■ Task to carry out
Every line in the records below that holds "enzyme" must be identified and copied.

# # # # #

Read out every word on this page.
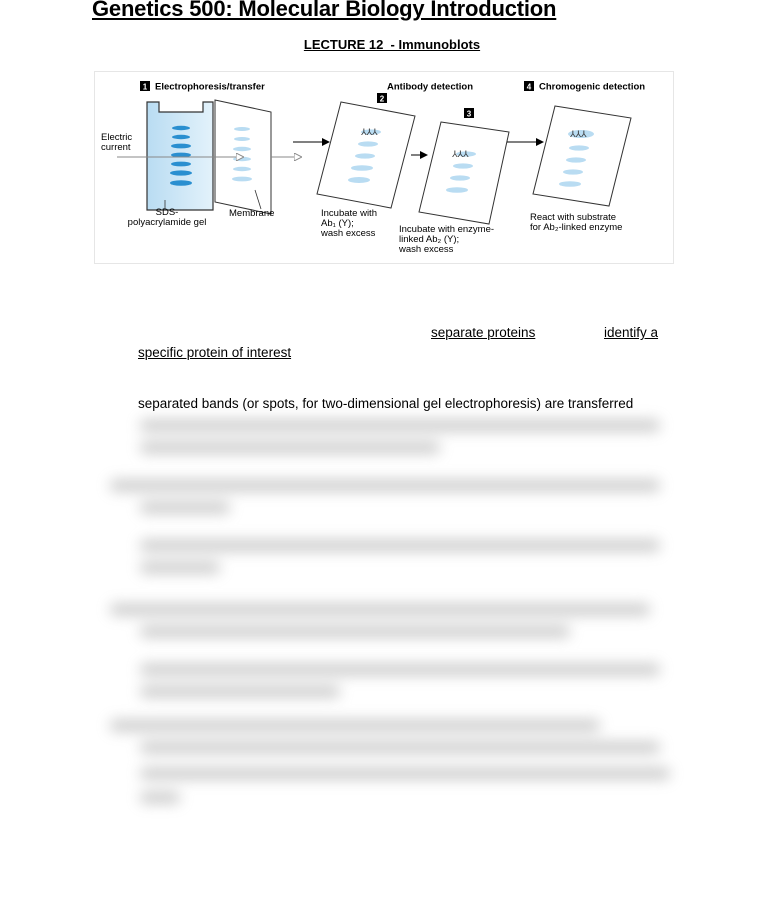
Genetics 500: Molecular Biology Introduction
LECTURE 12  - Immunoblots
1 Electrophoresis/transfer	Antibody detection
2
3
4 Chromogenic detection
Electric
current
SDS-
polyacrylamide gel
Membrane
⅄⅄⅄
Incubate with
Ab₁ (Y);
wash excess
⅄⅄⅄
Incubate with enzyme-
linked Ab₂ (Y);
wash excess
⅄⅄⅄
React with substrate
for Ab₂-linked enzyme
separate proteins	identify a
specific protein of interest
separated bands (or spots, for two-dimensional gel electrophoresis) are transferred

# # # # #

■ Answer space
Incubate with enzyme-
for Ab₂-linked enzyme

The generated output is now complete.